## EXERCISE BRIEF
Every line below that mentions the word "маркер" should be copied out.

## RAW RECORDS
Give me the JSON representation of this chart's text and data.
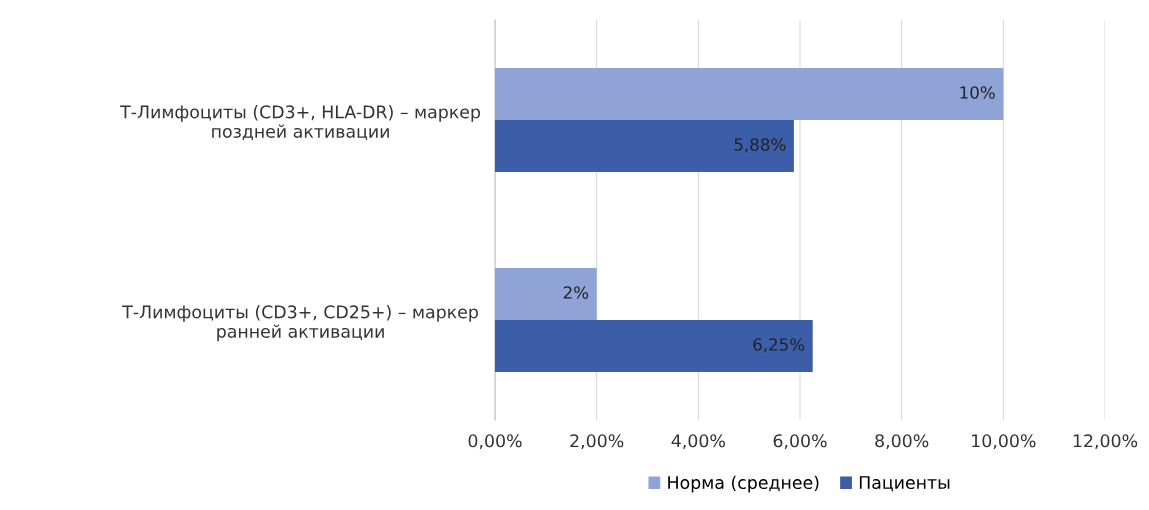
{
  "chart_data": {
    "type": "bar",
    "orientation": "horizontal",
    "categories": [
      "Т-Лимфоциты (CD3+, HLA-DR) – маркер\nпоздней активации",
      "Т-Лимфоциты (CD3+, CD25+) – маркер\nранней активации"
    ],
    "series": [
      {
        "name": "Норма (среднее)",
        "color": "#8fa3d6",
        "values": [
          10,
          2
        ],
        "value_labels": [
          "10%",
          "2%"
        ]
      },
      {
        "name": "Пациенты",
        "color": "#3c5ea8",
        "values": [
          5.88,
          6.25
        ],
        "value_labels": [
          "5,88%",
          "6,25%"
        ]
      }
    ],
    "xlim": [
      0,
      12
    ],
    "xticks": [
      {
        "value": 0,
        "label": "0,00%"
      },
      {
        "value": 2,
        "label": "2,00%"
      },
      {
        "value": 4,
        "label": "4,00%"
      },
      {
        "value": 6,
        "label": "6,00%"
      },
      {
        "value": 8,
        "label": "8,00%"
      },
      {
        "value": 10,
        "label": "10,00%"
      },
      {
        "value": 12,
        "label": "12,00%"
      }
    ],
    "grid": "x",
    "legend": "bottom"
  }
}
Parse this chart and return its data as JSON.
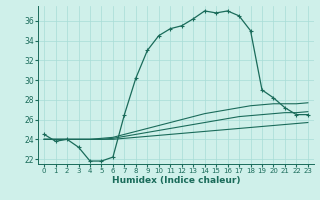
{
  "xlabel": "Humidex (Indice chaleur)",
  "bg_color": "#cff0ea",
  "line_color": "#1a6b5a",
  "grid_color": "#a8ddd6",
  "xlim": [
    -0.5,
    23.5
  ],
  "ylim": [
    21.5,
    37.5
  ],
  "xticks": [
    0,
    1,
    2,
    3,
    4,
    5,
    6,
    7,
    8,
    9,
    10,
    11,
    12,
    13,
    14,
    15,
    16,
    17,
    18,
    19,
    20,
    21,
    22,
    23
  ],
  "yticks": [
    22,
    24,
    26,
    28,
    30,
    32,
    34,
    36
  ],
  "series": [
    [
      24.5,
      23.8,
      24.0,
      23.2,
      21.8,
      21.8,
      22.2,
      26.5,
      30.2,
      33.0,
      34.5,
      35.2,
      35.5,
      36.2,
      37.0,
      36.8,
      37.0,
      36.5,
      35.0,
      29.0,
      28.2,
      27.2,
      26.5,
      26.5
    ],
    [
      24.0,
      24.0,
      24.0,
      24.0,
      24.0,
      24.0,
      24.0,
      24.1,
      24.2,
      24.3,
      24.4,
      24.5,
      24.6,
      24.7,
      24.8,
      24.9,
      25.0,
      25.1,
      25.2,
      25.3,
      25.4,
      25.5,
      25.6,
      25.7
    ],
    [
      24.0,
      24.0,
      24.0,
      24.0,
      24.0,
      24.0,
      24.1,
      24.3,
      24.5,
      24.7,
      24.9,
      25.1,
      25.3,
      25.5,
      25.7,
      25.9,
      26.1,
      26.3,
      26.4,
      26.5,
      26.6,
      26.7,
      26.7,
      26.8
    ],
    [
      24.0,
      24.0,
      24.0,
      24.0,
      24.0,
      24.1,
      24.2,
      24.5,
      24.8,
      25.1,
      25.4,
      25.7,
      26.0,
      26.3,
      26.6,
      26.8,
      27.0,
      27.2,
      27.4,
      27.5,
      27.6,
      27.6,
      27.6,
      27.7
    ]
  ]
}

---

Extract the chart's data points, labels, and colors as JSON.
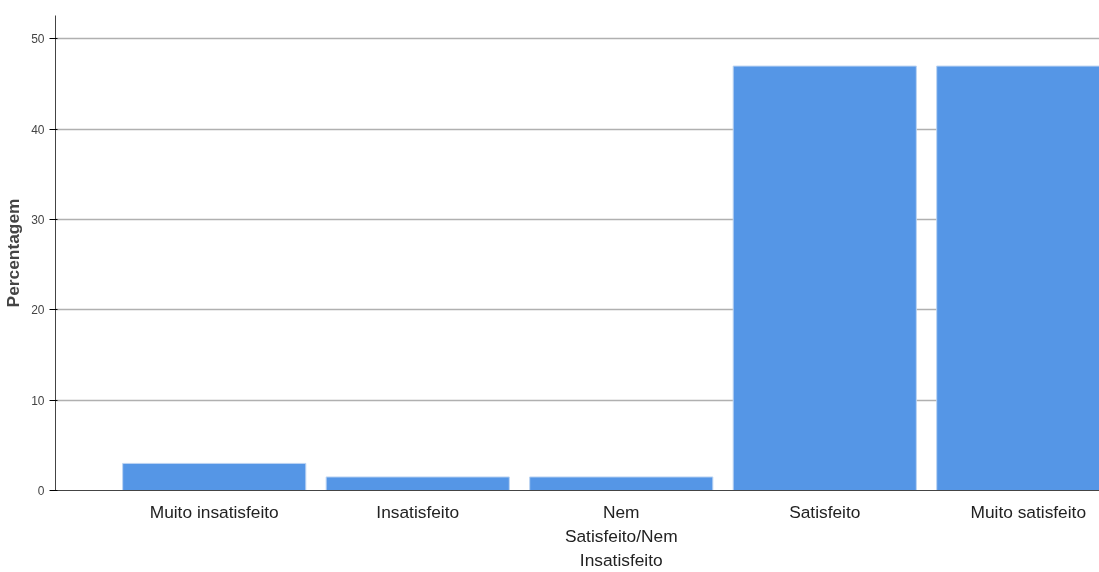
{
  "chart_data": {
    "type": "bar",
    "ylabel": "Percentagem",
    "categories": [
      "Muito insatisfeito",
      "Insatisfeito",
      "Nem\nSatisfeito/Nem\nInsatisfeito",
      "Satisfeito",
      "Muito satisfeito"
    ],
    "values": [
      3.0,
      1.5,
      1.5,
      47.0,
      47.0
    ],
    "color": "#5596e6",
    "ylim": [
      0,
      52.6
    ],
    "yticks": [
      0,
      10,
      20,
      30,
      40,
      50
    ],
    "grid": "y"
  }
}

==

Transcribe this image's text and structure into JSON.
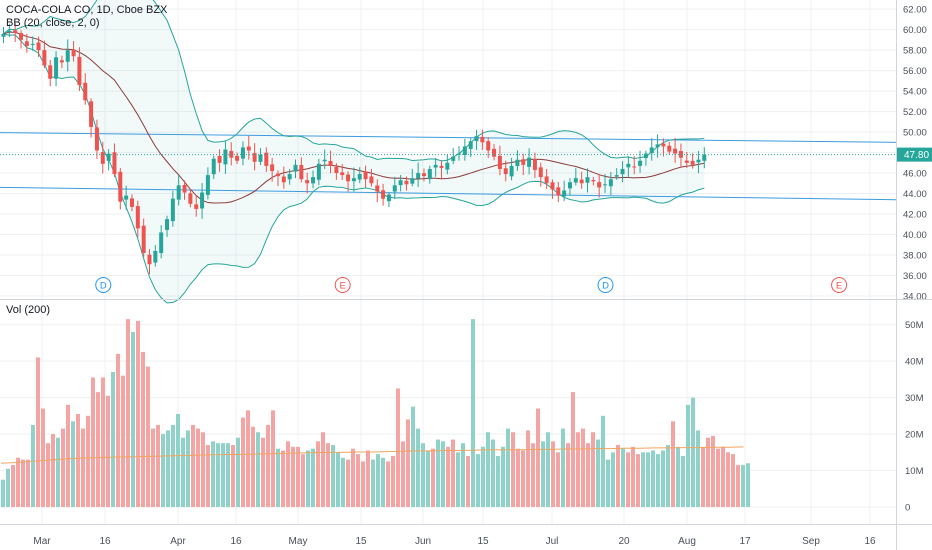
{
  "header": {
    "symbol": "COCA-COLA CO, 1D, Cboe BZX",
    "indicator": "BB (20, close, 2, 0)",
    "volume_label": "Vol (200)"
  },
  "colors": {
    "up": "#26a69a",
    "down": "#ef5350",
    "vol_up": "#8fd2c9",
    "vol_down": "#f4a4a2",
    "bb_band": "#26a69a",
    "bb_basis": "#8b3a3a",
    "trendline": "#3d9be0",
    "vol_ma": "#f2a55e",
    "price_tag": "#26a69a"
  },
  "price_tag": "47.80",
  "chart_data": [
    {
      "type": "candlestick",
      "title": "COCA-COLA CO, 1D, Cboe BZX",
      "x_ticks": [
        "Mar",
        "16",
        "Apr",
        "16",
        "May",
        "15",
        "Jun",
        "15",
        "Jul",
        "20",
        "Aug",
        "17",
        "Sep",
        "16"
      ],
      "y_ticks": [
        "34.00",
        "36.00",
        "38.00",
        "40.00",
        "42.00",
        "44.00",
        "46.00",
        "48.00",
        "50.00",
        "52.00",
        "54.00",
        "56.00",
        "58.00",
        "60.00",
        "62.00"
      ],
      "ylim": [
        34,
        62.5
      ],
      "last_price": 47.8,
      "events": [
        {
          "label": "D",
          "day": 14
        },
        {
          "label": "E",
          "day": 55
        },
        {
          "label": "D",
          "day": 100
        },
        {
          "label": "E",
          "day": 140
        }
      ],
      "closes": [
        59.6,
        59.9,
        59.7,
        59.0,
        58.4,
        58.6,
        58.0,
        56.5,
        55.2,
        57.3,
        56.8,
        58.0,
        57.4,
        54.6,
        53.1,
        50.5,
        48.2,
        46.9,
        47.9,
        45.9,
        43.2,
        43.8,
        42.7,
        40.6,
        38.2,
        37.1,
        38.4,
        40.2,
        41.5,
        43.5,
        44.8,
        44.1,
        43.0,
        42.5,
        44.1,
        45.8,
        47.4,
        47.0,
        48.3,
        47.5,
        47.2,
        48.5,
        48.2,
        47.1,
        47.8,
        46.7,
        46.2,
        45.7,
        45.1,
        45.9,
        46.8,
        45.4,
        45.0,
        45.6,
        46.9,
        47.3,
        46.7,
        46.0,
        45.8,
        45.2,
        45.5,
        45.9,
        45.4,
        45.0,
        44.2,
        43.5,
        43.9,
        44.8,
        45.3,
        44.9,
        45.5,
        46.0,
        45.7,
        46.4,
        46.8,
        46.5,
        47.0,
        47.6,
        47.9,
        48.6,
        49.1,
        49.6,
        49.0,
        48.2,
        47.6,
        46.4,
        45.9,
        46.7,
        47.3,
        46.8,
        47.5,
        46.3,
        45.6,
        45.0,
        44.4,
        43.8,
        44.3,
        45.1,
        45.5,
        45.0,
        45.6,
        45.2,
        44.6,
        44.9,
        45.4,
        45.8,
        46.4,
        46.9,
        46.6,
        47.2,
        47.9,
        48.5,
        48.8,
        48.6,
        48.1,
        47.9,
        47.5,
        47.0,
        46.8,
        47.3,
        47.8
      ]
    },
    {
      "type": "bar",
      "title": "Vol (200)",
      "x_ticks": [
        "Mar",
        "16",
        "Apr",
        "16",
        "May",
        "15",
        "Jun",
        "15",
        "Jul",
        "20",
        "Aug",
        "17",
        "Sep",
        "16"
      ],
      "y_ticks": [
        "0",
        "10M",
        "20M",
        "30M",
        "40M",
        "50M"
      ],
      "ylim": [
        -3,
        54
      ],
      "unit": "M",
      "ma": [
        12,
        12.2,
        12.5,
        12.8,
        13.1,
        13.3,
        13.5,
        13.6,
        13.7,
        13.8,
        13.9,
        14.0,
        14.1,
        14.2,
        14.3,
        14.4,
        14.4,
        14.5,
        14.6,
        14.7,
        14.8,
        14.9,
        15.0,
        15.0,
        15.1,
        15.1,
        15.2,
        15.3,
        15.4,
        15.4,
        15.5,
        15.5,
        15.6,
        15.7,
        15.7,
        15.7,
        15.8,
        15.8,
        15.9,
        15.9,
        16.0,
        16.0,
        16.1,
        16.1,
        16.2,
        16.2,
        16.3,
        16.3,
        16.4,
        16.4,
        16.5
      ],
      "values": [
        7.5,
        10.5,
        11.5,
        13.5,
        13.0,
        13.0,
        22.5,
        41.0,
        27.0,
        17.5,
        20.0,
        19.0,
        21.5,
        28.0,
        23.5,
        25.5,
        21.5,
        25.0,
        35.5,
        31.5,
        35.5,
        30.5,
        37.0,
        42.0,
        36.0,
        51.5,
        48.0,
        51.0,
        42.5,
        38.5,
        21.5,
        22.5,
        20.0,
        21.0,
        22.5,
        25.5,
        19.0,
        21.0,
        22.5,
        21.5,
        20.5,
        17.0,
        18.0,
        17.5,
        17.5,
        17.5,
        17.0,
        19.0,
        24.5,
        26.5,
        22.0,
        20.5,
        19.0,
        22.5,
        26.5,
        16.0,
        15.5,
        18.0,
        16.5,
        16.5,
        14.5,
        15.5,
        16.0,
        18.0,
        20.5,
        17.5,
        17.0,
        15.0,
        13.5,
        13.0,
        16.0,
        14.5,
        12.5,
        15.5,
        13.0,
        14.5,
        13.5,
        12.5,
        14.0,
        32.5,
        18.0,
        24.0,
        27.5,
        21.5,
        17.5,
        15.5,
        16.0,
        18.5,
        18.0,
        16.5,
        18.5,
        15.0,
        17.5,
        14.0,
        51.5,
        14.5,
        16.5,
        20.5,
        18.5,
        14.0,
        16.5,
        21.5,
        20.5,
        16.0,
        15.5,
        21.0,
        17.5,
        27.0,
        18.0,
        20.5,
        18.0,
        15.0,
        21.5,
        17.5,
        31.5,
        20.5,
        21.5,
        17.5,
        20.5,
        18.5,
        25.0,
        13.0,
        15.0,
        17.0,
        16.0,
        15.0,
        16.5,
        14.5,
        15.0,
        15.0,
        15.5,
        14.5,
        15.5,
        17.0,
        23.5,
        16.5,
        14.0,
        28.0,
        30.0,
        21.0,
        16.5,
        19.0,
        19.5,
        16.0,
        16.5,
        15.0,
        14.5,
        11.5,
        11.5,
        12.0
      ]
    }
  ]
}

## FINAL ANSWER
      "Т-Лимфоциты (CD3+, HLA-DR) – маркер\nпоздней активации",
      "Т-Лимфоциты (CD3+, CD25+) – маркер\nранней активации"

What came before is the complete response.